--- START ---
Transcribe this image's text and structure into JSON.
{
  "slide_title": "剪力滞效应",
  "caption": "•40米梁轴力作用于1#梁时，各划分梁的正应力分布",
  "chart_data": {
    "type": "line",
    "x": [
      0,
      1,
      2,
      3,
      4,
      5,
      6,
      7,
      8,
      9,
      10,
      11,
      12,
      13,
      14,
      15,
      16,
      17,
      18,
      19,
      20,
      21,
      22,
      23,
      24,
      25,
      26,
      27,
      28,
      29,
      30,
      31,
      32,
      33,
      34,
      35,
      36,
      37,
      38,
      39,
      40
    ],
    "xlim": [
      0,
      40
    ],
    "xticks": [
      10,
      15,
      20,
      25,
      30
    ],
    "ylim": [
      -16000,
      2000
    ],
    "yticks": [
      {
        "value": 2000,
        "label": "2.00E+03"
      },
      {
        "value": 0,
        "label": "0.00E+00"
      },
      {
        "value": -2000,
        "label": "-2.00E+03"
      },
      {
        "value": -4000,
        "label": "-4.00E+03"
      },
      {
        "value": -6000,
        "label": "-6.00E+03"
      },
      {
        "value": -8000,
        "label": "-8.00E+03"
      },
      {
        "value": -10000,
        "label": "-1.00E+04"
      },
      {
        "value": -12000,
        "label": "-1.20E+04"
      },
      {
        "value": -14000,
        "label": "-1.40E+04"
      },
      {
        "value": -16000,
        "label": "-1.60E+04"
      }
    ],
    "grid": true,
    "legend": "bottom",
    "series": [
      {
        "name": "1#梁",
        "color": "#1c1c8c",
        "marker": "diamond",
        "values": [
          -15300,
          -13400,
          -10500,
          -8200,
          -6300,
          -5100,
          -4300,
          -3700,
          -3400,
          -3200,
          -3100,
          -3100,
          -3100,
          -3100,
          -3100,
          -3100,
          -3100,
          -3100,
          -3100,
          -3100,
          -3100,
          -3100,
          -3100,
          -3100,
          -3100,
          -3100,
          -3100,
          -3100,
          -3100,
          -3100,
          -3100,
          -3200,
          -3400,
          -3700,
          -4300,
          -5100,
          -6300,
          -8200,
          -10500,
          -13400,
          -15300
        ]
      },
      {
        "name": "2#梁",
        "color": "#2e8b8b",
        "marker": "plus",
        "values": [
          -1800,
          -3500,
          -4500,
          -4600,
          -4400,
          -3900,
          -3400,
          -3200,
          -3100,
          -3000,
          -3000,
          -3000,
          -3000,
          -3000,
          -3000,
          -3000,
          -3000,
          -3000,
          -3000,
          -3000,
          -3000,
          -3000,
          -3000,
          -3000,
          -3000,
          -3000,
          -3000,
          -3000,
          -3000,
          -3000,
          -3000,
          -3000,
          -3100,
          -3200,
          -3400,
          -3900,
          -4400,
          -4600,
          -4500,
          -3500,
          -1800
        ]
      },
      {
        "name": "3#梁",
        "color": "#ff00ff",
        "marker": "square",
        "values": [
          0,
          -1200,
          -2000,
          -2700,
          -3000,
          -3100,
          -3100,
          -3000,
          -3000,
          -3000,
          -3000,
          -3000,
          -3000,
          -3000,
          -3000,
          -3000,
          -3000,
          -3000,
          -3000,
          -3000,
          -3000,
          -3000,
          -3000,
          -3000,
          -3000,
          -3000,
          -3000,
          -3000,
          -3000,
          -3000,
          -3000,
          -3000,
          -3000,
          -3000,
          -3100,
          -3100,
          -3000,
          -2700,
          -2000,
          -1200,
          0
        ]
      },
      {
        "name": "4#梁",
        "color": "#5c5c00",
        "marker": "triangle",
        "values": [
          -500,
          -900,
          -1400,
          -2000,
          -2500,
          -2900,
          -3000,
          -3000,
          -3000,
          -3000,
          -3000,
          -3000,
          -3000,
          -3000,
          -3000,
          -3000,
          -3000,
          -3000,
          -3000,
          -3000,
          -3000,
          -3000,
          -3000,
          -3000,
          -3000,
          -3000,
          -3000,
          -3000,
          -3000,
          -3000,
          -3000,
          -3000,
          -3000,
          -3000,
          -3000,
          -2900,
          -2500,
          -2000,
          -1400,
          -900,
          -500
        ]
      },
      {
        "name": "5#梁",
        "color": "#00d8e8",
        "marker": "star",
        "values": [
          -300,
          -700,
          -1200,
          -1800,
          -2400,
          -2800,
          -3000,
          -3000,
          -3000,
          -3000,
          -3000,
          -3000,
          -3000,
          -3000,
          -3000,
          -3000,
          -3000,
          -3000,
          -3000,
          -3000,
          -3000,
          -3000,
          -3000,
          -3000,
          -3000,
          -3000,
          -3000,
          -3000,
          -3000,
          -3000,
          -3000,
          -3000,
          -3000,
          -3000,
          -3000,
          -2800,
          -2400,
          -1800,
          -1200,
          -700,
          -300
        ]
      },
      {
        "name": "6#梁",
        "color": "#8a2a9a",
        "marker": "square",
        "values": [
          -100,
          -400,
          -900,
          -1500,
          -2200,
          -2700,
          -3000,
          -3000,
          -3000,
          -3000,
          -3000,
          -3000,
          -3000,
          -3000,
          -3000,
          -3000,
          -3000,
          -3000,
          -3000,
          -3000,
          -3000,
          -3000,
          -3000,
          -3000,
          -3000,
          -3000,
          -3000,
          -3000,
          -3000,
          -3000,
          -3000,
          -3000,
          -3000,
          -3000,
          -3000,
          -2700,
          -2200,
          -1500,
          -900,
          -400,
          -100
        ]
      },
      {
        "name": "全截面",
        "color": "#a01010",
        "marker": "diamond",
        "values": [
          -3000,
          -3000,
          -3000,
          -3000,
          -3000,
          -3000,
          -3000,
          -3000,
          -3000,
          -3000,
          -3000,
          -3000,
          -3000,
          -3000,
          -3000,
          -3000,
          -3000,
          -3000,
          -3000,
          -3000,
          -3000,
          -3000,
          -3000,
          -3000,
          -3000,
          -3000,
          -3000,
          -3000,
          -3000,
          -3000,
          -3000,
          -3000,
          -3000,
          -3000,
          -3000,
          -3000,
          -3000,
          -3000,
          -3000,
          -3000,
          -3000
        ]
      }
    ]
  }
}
--- END ---
> CHALLENGE
Collect the lines of the records that include the string "label".

> FINAL ANSWER
        "label": "2.00E+03"
        "label": "0.00E+00"
        "label": "-2.00E+03"
        "label": "-4.00E+03"
        "label": "-6.00E+03"
        "label": "-8.00E+03"
        "label": "-1.00E+04"
        "label": "-1.20E+04"
        "label": "-1.40E+04"
        "label": "-1.60E+04"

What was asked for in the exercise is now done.